When selecting event-linked bonds and other reinsurance-related securities for investment, the Adviser evaluates the evolving universe of reinsurance-related securities by performing its own analysis based on quantitative and qualitative research. The Adviser may rely upon information and analysis obtained from brokers, dealers and ratings organizations, among other sources. The Adviser then uses quantitative and qualitative analysis to select appropriate reinsurance-related securities within each trigger-event category. Trigger event categories include “indemnity triggers,” which are tied to the losses of the issuer; “parametric triggers,” which are tied to the non-occurrence of specific events with defined parameters; “industry loss triggers,” which are tied to industry-wide losses; and “modeled loss triggers,” which are tied to the hypothetical losses resulting from a modeled event and could be issuer-specific or industry-wide. Certain investments may have multiple triggers or a combination of the different types of triggers. The Adviser’s qualitative and quantitative analysis may consider various factors, such as trigger transparency, sponsor basis risk, call provisions, moral hazard, and correlation with other investments, and will also guide the Adviser in determining the desired allocation of event-linked bonds by trigger event category and in different regions.

▶ What to work on:
[1] In the passage on selecting reinsurance-related securities, what are "industry loss triggers" tied to?
[2] Could you continue the passage on selecting reinsurance-related securities past its final sentence?

▶ Entries provided:
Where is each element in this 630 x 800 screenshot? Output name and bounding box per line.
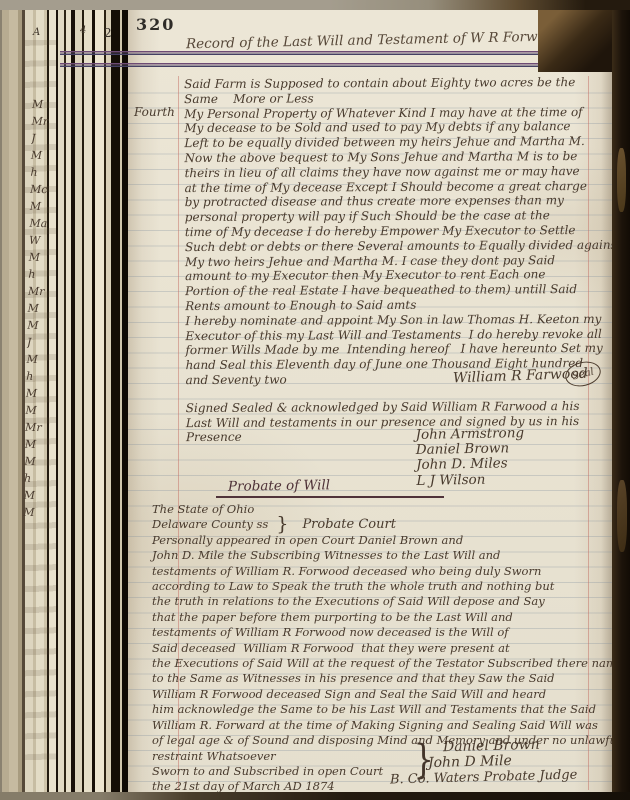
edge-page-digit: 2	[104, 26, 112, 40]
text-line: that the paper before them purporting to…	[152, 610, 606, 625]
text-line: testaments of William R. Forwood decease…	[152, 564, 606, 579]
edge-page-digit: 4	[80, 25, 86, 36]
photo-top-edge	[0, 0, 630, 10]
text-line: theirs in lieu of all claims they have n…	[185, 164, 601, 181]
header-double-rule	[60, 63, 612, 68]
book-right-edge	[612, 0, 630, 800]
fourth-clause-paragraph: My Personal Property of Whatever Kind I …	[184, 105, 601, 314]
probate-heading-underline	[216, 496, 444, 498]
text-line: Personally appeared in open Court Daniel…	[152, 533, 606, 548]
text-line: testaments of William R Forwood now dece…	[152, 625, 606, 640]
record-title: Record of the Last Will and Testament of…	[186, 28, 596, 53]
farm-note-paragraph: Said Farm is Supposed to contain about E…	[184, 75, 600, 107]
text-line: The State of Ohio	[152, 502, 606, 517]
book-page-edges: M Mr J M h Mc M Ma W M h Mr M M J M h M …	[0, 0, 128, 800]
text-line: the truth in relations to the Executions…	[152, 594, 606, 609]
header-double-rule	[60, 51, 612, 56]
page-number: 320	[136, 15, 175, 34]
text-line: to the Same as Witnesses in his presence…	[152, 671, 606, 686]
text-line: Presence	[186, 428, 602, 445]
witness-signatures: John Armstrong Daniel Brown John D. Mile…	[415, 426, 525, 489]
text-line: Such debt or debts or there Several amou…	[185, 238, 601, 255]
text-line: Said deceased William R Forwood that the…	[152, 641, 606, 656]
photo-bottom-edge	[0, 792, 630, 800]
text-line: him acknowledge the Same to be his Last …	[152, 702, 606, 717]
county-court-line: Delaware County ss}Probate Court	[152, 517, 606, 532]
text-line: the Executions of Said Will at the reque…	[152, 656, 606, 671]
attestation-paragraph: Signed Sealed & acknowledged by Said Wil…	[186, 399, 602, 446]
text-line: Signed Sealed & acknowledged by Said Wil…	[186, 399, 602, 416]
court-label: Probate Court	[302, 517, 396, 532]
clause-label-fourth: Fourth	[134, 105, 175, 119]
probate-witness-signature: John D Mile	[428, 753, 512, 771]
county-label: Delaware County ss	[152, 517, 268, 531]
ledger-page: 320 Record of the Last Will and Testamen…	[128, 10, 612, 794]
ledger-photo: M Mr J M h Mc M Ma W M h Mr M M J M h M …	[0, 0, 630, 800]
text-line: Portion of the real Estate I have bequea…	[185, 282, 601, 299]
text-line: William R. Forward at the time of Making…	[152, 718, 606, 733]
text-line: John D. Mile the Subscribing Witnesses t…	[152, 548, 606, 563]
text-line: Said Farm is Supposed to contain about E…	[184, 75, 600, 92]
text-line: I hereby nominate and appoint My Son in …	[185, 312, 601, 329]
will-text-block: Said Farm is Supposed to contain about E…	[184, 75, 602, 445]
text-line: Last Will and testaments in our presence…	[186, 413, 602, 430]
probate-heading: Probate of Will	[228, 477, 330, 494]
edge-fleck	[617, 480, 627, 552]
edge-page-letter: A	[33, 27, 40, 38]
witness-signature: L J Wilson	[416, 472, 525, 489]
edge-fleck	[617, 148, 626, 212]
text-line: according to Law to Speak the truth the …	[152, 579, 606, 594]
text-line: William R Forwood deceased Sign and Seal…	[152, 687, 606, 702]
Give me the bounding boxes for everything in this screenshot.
--
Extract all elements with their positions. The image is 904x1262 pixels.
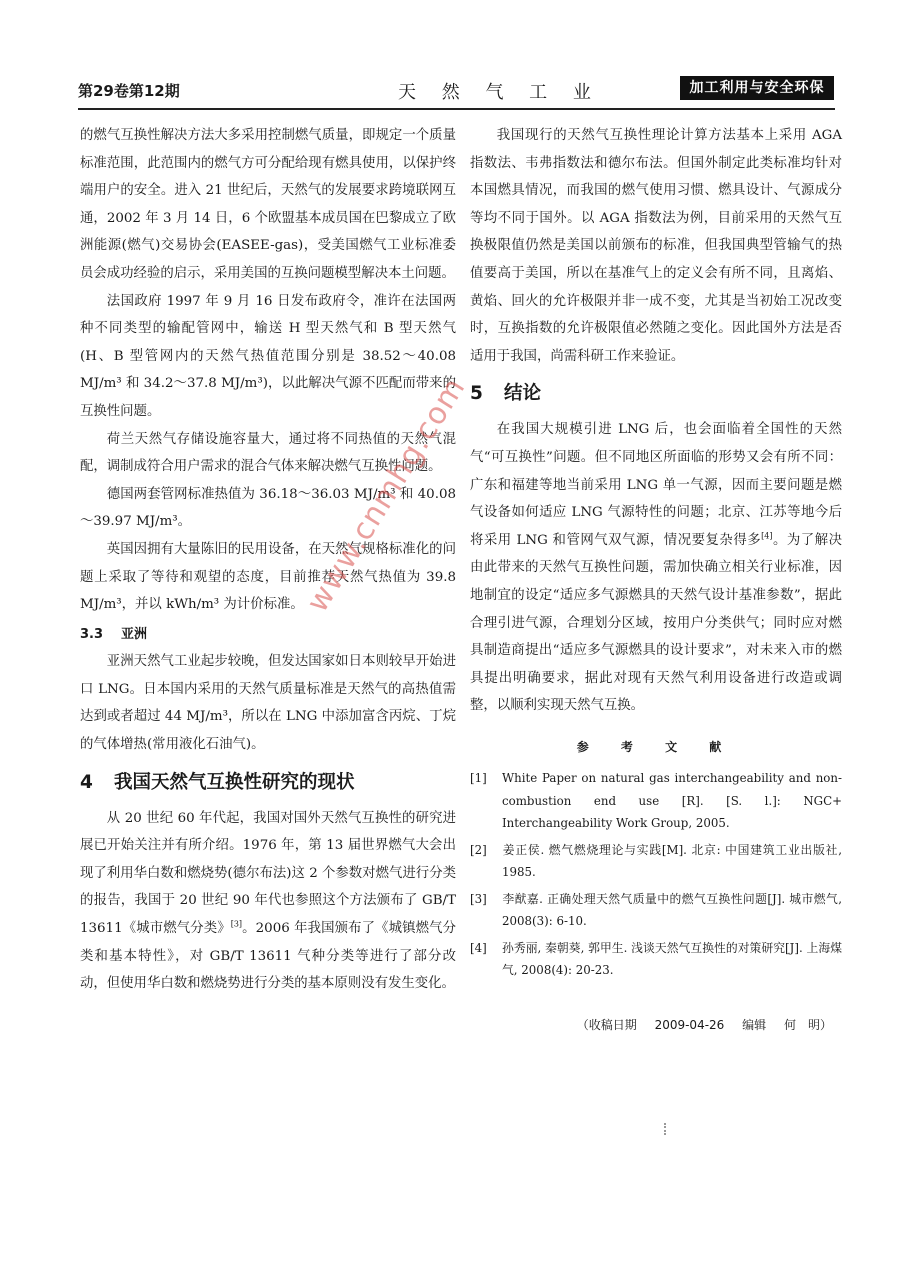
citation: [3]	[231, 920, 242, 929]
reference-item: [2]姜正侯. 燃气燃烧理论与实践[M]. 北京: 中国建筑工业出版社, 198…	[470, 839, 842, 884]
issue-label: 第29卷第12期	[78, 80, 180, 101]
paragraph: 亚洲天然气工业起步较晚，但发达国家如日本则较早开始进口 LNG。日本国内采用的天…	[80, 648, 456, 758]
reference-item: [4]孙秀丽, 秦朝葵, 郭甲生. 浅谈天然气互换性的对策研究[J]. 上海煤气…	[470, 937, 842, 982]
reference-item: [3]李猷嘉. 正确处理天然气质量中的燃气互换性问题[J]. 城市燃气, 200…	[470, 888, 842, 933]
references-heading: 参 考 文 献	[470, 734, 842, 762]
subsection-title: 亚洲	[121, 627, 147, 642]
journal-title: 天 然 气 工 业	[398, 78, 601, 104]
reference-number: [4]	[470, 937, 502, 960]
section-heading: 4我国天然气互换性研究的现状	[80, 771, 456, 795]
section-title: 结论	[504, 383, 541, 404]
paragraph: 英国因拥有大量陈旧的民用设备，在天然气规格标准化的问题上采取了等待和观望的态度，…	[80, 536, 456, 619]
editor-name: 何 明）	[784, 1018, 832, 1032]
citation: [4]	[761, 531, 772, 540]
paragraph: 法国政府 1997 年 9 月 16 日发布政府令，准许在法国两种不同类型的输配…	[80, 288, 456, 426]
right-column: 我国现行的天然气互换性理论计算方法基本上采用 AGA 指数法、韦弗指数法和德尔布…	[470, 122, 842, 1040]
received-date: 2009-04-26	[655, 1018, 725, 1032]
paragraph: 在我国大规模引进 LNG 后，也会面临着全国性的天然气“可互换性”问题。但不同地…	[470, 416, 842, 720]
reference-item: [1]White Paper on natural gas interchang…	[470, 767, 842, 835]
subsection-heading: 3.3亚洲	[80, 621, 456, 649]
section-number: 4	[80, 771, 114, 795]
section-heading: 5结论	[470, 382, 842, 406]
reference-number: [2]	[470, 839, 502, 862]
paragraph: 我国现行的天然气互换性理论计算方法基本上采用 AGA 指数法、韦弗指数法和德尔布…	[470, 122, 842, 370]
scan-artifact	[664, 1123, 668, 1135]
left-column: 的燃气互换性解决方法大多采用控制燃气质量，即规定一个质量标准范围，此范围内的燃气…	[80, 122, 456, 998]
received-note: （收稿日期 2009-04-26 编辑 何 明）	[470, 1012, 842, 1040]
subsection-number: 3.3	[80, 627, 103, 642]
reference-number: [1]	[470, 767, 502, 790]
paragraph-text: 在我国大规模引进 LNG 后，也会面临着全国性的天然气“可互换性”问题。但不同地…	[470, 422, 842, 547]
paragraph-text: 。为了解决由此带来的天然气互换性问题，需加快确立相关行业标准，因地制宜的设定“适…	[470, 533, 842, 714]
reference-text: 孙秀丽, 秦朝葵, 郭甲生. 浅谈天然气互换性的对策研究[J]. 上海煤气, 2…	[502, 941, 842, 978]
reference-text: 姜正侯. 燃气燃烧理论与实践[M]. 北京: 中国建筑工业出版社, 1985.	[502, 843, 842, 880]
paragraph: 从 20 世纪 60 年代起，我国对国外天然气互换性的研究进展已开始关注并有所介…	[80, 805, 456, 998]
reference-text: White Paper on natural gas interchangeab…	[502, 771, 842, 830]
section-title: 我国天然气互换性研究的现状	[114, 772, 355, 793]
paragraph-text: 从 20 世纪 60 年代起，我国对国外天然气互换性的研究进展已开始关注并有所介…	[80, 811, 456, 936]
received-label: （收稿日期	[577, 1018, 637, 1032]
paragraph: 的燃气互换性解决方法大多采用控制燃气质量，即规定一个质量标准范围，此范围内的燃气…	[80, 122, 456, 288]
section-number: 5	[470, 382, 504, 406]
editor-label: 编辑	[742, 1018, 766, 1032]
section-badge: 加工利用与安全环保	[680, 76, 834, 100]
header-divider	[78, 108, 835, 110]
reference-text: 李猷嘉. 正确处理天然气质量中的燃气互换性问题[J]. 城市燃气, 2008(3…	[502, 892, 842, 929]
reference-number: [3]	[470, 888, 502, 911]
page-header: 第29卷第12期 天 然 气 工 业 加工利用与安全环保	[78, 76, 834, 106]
...
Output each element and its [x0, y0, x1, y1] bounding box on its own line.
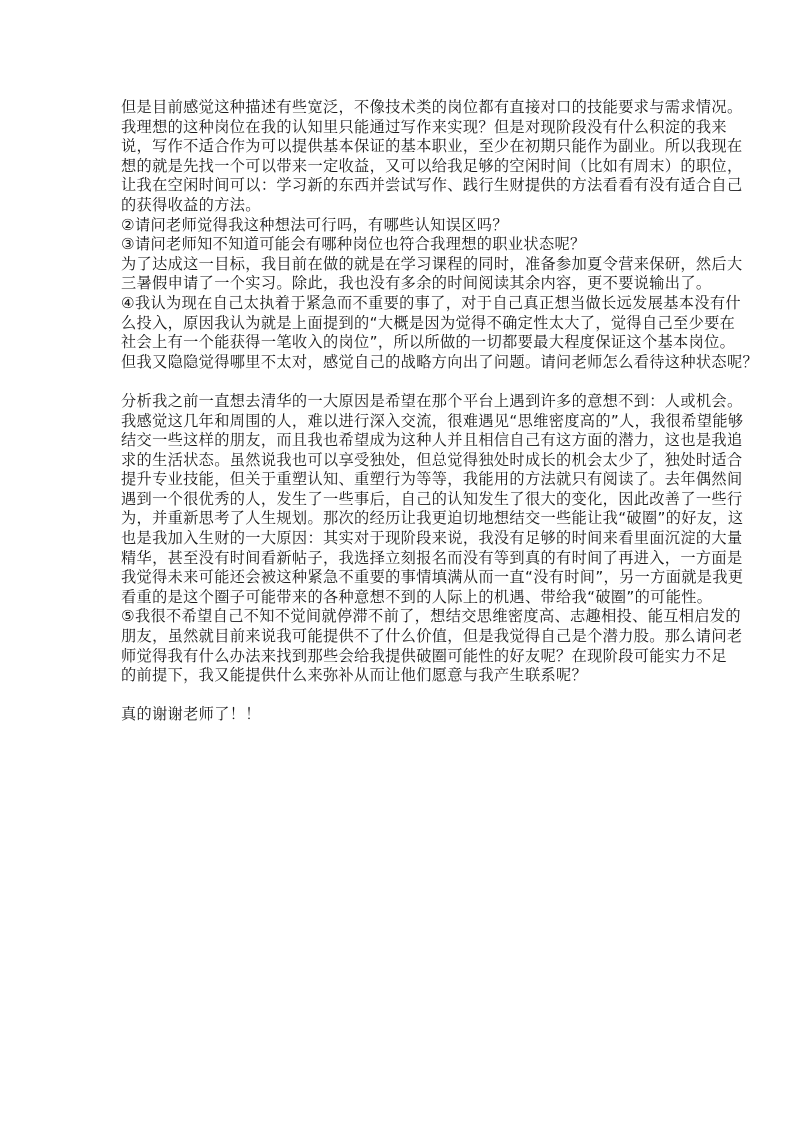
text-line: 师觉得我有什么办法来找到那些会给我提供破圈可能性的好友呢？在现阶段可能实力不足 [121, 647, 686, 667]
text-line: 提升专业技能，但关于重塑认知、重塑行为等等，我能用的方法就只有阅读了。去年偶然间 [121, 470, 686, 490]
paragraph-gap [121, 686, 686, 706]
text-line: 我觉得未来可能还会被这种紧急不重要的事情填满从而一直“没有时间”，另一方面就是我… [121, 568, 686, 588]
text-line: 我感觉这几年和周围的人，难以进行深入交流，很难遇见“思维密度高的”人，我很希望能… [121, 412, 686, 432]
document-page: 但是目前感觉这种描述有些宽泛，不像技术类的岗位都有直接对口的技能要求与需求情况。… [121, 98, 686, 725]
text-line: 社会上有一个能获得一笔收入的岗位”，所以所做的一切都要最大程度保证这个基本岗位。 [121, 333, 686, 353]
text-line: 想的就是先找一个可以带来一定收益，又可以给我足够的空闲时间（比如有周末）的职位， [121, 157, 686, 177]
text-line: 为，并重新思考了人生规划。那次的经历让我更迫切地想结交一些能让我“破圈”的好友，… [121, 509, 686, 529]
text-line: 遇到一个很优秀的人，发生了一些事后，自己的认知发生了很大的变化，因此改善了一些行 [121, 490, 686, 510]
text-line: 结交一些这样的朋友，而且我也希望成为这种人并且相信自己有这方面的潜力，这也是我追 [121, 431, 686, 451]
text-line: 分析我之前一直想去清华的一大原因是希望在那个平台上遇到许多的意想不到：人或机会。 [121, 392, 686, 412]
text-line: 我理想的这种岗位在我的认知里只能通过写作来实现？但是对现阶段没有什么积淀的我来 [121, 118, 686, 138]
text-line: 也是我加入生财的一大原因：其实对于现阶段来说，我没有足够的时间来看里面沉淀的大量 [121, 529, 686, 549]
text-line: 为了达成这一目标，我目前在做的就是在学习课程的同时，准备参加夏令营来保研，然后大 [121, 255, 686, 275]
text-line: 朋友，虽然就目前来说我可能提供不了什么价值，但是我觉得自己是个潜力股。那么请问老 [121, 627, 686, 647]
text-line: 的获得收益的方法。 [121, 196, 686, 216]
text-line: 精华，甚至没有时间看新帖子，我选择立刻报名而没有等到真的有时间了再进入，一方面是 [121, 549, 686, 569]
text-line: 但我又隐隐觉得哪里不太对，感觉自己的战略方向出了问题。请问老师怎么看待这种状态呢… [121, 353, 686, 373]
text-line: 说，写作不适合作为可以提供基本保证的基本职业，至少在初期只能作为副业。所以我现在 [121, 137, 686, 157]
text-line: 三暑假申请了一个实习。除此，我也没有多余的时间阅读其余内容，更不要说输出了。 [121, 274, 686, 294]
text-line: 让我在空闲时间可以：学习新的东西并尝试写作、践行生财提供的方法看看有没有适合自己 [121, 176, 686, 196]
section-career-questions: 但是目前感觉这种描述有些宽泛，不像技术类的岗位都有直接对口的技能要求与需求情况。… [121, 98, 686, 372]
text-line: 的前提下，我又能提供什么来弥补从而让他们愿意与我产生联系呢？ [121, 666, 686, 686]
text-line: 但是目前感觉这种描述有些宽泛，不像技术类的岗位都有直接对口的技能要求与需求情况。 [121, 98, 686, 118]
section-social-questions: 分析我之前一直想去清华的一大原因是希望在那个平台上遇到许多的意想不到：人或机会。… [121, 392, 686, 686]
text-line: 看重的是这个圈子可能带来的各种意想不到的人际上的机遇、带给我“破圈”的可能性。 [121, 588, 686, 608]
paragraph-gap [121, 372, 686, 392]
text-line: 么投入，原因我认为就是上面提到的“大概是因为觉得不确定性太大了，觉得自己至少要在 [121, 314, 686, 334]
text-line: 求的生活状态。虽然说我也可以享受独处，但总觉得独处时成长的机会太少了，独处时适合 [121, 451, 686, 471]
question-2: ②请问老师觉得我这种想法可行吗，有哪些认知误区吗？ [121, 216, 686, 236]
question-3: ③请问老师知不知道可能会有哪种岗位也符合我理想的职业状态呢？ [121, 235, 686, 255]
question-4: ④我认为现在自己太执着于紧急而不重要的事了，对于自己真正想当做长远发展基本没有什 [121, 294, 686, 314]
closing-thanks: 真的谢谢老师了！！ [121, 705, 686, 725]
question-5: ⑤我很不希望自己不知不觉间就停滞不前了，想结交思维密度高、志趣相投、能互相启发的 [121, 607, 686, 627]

▶ Set of answers:
[1] Industry-wide losses.

[2]
Event-linked bonds are variable rate debt securities for which the return of principal and payment of interest are contingent on the non-occurrence of a specified trigger event(s) that leads to economic and/or human loss, such as an earthquake of a particular magnitude or a hurricane of a specific category. The most common type of event-linked bonds is known as “catastrophe” or “CAT” bonds. In most cases, the trigger event(s) will not be deemed to have occurred unless the event(s) happened in a particular geographic area and was of a certain magnitude (based on independent scientific readings) and/or caused a certain amount of actual or modeled loss. If the trigger event(s) occurs prior to a bond’s maturity, the High Yield Fund may lose all or a portion of its principal and forgo additional interest. In this regard, event-linked bonds typically have a special condition that states that if the sponsor suffers a loss from a particular pre-defined catastrophe or other event that results in physical and/or economic loss, then the issuer’s obligation to pay interest and/or repay the principal is either deferred or completely forgiven. For example, if the High Yield Fund holds a bond that covers a sponsor’s losses due to a hurricane with a “trigger” at $1 billion and a hurricane hits causing $1 billion or more in losses to such sponsor, then the High Yield Fund will lose all or a portion of its principal invested in the bond and forgo any future interest payments. If the trigger event(s) does not occur, the High Yield Fund will recover its principal plus interest. Interest typically accrues and is paid on a quarterly basis. Although principal typically is repaid only on the maturity date, it may be repaid in installments, depending on the terms of the bond, as long as the trigger event(s) does not occur. The High Yield Fund may invest in event-linked bonds directly or indirectly through certain derivative instruments. The High Yield Fund may pursue other types of event-linked derivative strategies using derivative instruments that are typically contingent, or formulaically related to defined trigger events. Trigger events may include hurricanes, earthquakes and weather-related phenomena, non-natural catastrophes, such as plane crashes, or other events resulting in a specified level of physical or economic loss, such as mortality or longevity.

The High Yield Fund may also seek to gain exposure to reinsurance contracts by holding notes or preferred shares issued by a special purpose vehicle (“SPV”) whose performance is tied to underlying reinsurance transaction(s), including Quota Share Notes, Excess of Loss Notes and ILW Notes. The High Yield Fund, as holder of a note or preferred share issued by the SPV, would be entitled to participate in the underwriting results and investment earnings associated with the SPV’s underlying reinsurance contracts.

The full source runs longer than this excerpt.